SELECTED TEXT.
····················
I think it is really important just to be honest about these things. You can’t construct an intellectual case on propositions that don’t quite stack up. It is obvious, as I said, that there is- I would say it’s pretty low- cost to leaving the customs union, and it is outweighed by the ability to control your own terms of trade and your own legislation. I believe that to be true.
If you look at successful states around the world, they are not all part of multinational semi-political unions. They achieve things on their own, and I believe as a proposition that a nation state, organising its own rules in the way that suits it best, underpinned by genuine democracy, is the best form of successful social organisation we have found, and I think we are going to show that.
AM: I am going to stick to the economic side of it rather than the political-democratic side. There are two things there; there is being in charge of your own trade and those regulatory aspects.
Obviously, we have government forecasts that stress that trade deals with the rest of the world simply would not replace lost trade with the European Union and, I am sorry to do this to you, I have just read a piece you wrote for Portland in 2016, where you seem to suggest very much the same thing.
Do you think that is true? We might be able trade differently, we might have more freedom to create trade deals that suit us rather than having to negotiate them as part of the European Union, but surely there is no way that whatever we do in terms of trade deals, it is going to compensate for the lost trade with our nearest and largest trading partner?
DF: I wouldn’t look at it like that, I suppose is my answer. We don’t know yet what the effect on trade of leaving the customs union, or the Single Market, is going to be. There is a lot happening at the moment and it is difficult to make sense of the figures, but I am much more optimistic than many people.
Trade depends on growth, as well as proximity and trade arrangements, and other parts of the world are growing much faster than the European Union. There has been a persistent rebalancing of our trade in the last 15, 20 years away from the European Union towards the rest of the world for that reason. I am sure that is going to continue in the new environment.
If you are talking in a simple way, a crude way, about replacement, I think it probably will happen over time. Also, you can’t look just at trade flows in isolation. You are looking at investment, you are looking at other kinds of financial flows, and simply looking at shares and trade doesn’t capture it.
What we need to do, and what we will do, is make the country even more of a magnet for investment than it is already, and that will show up in different ways in the trade figures. But the important thing is being a magnet for investment and domestic growth.
Finally, I would say what matters is domestic productivity leading into growth, and trade is obviously a factor in generating productivity. It isn’t the only part of it, and your control over your own rules and legislation, over ways of doing things, is a powerful way of improving your own productivity if you wish to use it that way. That is what I hope we will do.
AM: I am going to come on to regulation. Just one more thing on trade, which is something I genuinely don’t understand about this argument, is that history suggests that geography is a primary determinant of trade patterns. Yes, Asia is growing faster than Europe, but Asia is an awful long way away and the trade we do with China amounts to a fraction of the trade we do with the European Union.
Why should a cynic believe that we are going to buck the trend that history makes so apparent and suddenly start trading a lot more with countries a long way away than we do with countries on our doorstep?
DF: I suppose it depends how big a sweep of history is, because you go back 50 years and the trade patterns were very different. A lot of what we see now is the function of being part of a customs union and the trade diversion that has arguably gone with that.
These things change all the time. Our trade with the EU has not disappeared. It is still a substantial chunk of our trade, and we are talking about marginal changes annually that tend to go in one direction rather than another.
····················
Stored dataset items:
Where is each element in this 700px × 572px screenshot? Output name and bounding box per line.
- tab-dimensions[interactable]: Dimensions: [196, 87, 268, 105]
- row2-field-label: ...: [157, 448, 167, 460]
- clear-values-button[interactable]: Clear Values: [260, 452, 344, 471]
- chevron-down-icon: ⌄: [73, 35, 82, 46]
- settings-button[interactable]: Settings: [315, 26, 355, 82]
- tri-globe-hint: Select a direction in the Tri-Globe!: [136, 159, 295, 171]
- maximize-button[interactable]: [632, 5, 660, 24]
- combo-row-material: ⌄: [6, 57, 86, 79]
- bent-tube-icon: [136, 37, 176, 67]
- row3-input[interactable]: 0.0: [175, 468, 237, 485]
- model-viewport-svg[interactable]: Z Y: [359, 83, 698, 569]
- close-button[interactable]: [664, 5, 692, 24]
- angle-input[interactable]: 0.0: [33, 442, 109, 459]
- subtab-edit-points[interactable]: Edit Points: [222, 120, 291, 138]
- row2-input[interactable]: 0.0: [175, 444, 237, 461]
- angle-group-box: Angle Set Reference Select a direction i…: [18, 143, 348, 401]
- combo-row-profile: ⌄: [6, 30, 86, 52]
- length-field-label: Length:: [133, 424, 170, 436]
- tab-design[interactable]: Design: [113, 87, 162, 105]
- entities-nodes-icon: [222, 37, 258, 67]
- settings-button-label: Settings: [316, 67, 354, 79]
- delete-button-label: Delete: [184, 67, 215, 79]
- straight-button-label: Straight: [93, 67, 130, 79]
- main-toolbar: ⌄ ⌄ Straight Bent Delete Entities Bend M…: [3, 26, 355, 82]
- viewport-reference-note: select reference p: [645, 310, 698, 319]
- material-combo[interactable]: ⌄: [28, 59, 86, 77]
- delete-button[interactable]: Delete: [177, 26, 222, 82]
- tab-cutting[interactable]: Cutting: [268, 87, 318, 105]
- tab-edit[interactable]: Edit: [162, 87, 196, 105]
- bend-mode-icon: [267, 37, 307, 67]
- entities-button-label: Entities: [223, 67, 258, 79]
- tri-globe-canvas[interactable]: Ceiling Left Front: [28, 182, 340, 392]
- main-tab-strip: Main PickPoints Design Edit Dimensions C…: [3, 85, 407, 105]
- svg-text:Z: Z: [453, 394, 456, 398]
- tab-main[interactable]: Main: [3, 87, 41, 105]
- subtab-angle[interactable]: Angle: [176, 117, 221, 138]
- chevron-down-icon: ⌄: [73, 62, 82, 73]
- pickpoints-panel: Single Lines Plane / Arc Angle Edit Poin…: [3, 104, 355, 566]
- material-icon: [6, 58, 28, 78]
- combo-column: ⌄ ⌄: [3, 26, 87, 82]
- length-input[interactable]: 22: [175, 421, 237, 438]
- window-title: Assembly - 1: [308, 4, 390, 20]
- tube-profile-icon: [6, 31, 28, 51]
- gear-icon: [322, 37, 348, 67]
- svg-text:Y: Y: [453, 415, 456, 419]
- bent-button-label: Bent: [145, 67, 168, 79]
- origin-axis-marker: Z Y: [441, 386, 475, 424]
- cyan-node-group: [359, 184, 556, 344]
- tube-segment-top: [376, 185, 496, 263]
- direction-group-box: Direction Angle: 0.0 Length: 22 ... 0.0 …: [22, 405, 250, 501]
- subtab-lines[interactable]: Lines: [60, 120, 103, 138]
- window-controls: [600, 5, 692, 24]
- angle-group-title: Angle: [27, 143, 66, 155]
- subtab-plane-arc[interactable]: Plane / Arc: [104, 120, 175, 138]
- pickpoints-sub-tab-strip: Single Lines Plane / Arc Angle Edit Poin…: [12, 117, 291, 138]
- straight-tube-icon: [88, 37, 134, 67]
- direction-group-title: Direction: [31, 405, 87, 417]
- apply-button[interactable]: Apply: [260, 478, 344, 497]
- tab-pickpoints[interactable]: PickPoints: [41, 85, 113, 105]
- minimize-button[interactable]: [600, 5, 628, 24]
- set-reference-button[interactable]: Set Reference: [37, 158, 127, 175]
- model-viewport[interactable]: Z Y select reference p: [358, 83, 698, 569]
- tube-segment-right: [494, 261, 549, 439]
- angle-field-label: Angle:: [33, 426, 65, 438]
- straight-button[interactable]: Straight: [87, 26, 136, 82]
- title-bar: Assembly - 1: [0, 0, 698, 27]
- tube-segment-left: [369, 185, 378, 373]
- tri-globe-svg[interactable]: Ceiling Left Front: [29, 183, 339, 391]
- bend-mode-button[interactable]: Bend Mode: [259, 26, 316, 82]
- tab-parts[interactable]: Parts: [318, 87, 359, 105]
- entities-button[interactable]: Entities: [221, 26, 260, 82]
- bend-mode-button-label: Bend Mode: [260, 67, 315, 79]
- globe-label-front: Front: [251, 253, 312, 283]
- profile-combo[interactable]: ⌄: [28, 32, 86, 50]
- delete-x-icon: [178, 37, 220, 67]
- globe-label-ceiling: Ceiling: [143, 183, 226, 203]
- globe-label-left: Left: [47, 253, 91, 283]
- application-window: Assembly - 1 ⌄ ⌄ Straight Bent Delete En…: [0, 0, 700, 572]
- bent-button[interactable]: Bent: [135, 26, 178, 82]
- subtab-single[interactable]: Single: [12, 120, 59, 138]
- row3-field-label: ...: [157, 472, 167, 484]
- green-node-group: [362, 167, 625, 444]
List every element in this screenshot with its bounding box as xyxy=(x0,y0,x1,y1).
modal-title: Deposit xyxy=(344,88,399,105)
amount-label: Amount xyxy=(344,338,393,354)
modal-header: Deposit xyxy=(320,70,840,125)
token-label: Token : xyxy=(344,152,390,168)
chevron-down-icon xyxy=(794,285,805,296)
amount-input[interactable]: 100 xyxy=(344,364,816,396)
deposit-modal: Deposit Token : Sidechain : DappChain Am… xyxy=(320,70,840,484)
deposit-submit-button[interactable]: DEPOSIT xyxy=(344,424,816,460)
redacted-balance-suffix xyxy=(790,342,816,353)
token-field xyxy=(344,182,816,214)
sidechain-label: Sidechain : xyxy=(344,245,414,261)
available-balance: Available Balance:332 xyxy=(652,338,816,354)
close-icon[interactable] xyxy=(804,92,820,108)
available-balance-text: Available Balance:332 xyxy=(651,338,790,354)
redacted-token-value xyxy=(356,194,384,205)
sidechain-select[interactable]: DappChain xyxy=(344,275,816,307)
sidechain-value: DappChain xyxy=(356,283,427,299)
····················
WORK TASK 1. List every factor that the interview transcript says trade depends on.
WORK TASK 2. Copy the interview transcript from "DF: I wouldn’t" to "than many people.".

PROBLEM SOLUTION 1. Growth, proximity, and trade arrangements

PROBLEM SOLUTION 2.
DF: I wouldn’t look at it like that, I suppose is my answer. We don’t know yet what the effect on trade of leaving the customs union, or the Single Market, is going to be. There is a lot happening at the moment and it is difficult to make sense of the figures, but I am much more optimistic than many people.